§ GOAL:
Quote the listing below in full and exactly as written, but omit every picture.

---------- RECORDS SHOWN ----------

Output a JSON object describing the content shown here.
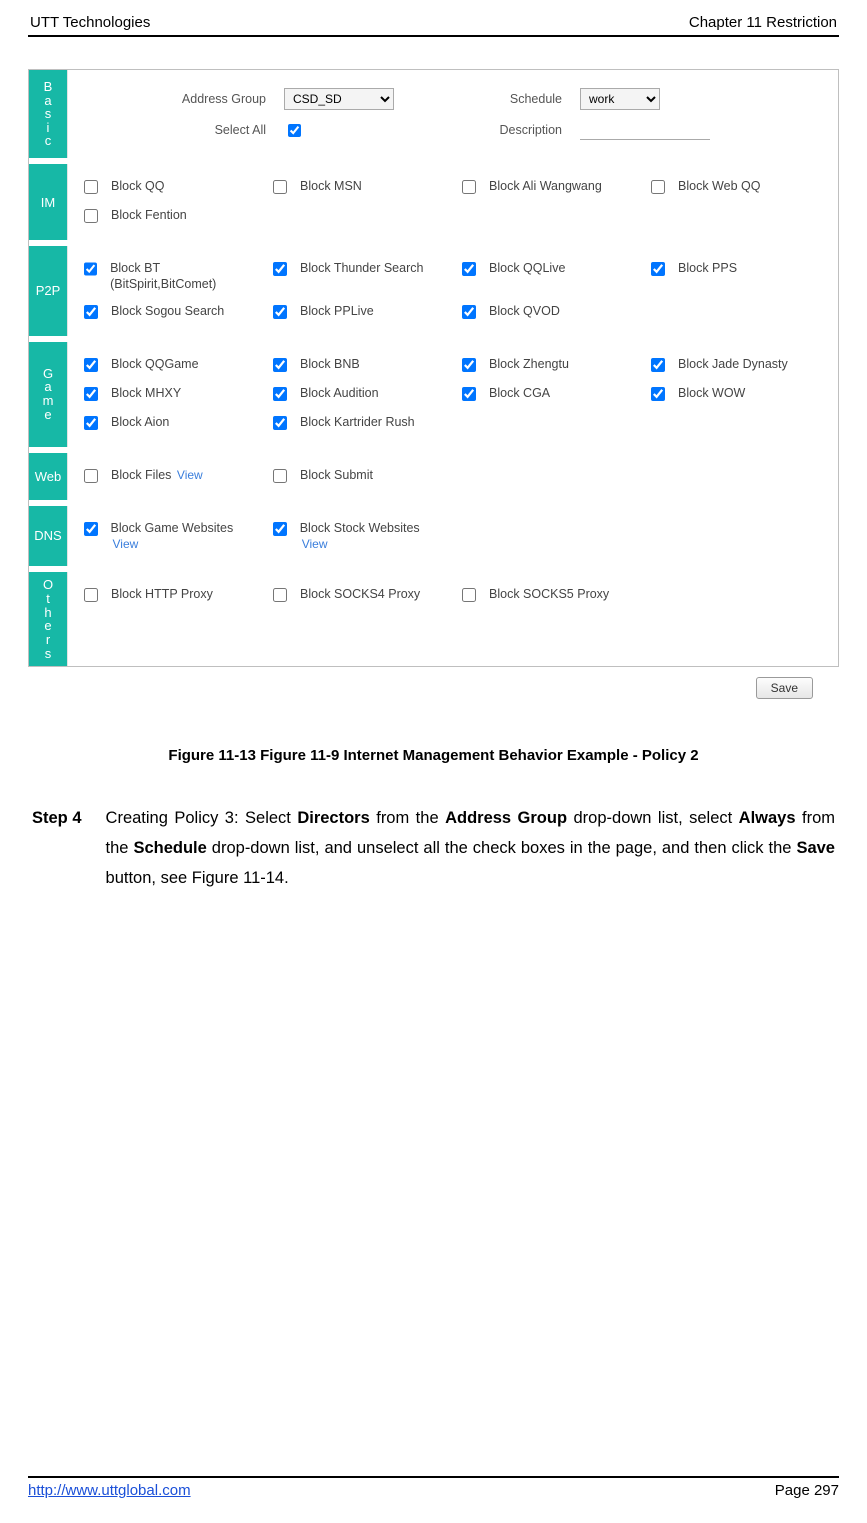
{
  "header": {
    "left": "UTT Technologies",
    "right": "Chapter 11 Restriction"
  },
  "footer": {
    "url": "http://www.uttglobal.com",
    "page": "Page 297"
  },
  "caption": "Figure 11-13 Figure 11-9 Internet Management Behavior Example - Policy 2",
  "step": {
    "num": "Step 4",
    "pre": "Creating Policy 3: Select ",
    "b1": "Directors",
    "mid1": " from the ",
    "b2": "Address Group",
    "mid2": " drop-down list, select ",
    "b3": "Always",
    "mid3": " from the ",
    "b4": "Schedule",
    "mid4": " drop-down list, and unselect all the check boxes in the page, and then click the ",
    "b5": "Save",
    "post": " button, see Figure 11-14."
  },
  "basic": {
    "addr_label": "Address Group",
    "addr_value": "CSD_SD",
    "sched_label": "Schedule",
    "sched_value": "work",
    "sel_all_label": "Select All",
    "sel_all_checked": true,
    "desc_label": "Description",
    "desc_value": ""
  },
  "sections": {
    "basic": "Basic",
    "im": "IM",
    "p2p": "P2P",
    "game": "Game",
    "web": "Web",
    "dns": "DNS",
    "others": "Others"
  },
  "im": [
    {
      "label": "Block QQ",
      "checked": false
    },
    {
      "label": "Block MSN",
      "checked": false
    },
    {
      "label": "Block Ali Wangwang",
      "checked": false
    },
    {
      "label": "Block Web QQ",
      "checked": false
    },
    {
      "label": "Block Fention",
      "checked": false
    }
  ],
  "p2p": [
    {
      "label": "Block BT (BitSpirit,BitComet)",
      "checked": true
    },
    {
      "label": "Block Thunder Search",
      "checked": true
    },
    {
      "label": "Block QQLive",
      "checked": true
    },
    {
      "label": "Block PPS",
      "checked": true
    },
    {
      "label": "Block Sogou Search",
      "checked": true
    },
    {
      "label": "Block PPLive",
      "checked": true
    },
    {
      "label": "Block QVOD",
      "checked": true
    }
  ],
  "game": [
    {
      "label": "Block QQGame",
      "checked": true
    },
    {
      "label": "Block BNB",
      "checked": true
    },
    {
      "label": "Block Zhengtu",
      "checked": true
    },
    {
      "label": "Block Jade Dynasty",
      "checked": true
    },
    {
      "label": "Block MHXY",
      "checked": true
    },
    {
      "label": "Block Audition",
      "checked": true
    },
    {
      "label": "Block CGA",
      "checked": true
    },
    {
      "label": "Block WOW",
      "checked": true
    },
    {
      "label": "Block Aion",
      "checked": true
    },
    {
      "label": "Block Kartrider Rush",
      "checked": true
    }
  ],
  "web": [
    {
      "label": "Block Files",
      "link": "View",
      "checked": false
    },
    {
      "label": "Block Submit",
      "checked": false
    }
  ],
  "dns": [
    {
      "label": "Block Game Websites",
      "link": "View",
      "checked": true
    },
    {
      "label": "Block Stock Websites",
      "link": "View",
      "checked": true
    }
  ],
  "others": [
    {
      "label": "Block HTTP Proxy",
      "checked": false
    },
    {
      "label": "Block SOCKS4 Proxy",
      "checked": false
    },
    {
      "label": "Block SOCKS5 Proxy",
      "checked": false
    }
  ],
  "save_label": "Save"
}
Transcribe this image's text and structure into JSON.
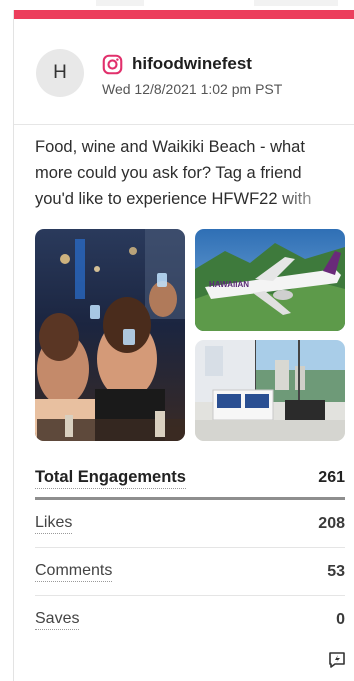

----------

§ TASK OUTPUT:
Output a JSON object describing the content shown here.
{
  "header": {
    "left": "UTT Technologies",
    "right": "Chapter 11 Restriction"
  },
  "footer": {
    "url": "http://www.uttglobal.com",
    "page": "Page 297"
  },
  "caption": "Figure 11-13 Figure 11-9 Internet Management Behavior Example - Policy 2",
  "step": {
    "num": "Step 4",
    "pre": "Creating Policy 3: Select ",
    "b1": "Directors",
    "mid1": " from the ",
    "b2": "Address Group",
    "mid2": " drop-down list, select ",
    "b3": "Always",
    "mid3": " from the ",
    "b4": "Schedule",
    "mid4": " drop-down list, and unselect all the check boxes in the page, and then click the ",
    "b5": "Save",
    "post": " button, see Figure 11-14."
  },
  "basic": {
    "addr_label": "Address Group",
    "addr_value": "CSD_SD",
    "sched_label": "Schedule",
    "sched_value": "work",
    "sel_all_label": "Select All",
    "sel_all_checked": true,
    "desc_label": "Description",
    "desc_value": ""
  },
  "sections": {
    "basic": "Basic",
    "im": "IM",
    "p2p": "P2P",
    "game": "Game",
    "web": "Web",
    "dns": "DNS",
    "others": "Others"
  },
  "im": [
    {
      "label": "Block QQ",
      "checked": false
    },
    {
      "label": "Block MSN",
      "checked": false
    },
    {
      "label": "Block Ali Wangwang",
      "checked": false
    },
    {
      "label": "Block Web QQ",
      "checked": false
    },
    {
      "label": "Block Fention",
      "checked": false
    }
  ],
  "p2p": [
    {
      "label": "Block BT (BitSpirit,BitComet)",
      "checked": true
    },
    {
      "label": "Block Thunder Search",
      "checked": true
    },
    {
      "label": "Block QQLive",
      "checked": true
    },
    {
      "label": "Block PPS",
      "checked": true
    },
    {
      "label": "Block Sogou Search",
      "checked": true
    },
    {
      "label": "Block PPLive",
      "checked": true
    },
    {
      "label": "Block QVOD",
      "checked": true
    }
  ],
  "game": [
    {
      "label": "Block QQGame",
      "checked": true
    },
    {
      "label": "Block BNB",
      "checked": true
    },
    {
      "label": "Block Zhengtu",
      "checked": true
    },
    {
      "label": "Block Jade Dynasty",
      "checked": true
    },
    {
      "label": "Block MHXY",
      "checked": true
    },
    {
      "label": "Block Audition",
      "checked": true
    },
    {
      "label": "Block CGA",
      "checked": true
    },
    {
      "label": "Block WOW",
      "checked": true
    },
    {
      "label": "Block Aion",
      "checked": true
    },
    {
      "label": "Block Kartrider Rush",
      "checked": true
    }
  ],
  "web": [
    {
      "label": "Block Files",
      "link": "View",
      "checked": false
    },
    {
      "label": "Block Submit",
      "checked": false
    }
  ],
  "dns": [
    {
      "label": "Block Game Websites",
      "link": "View",
      "checked": true
    },
    {
      "label": "Block Stock Websites",
      "link": "View",
      "checked": true
    }
  ],
  "others": [
    {
      "label": "Block HTTP Proxy",
      "checked": false
    },
    {
      "label": "Block SOCKS4 Proxy",
      "checked": false
    },
    {
      "label": "Block SOCKS5 Proxy",
      "checked": false
    }
  ],
  "save_label": "Save"
}
Transcribe this image's text and structure into JSON.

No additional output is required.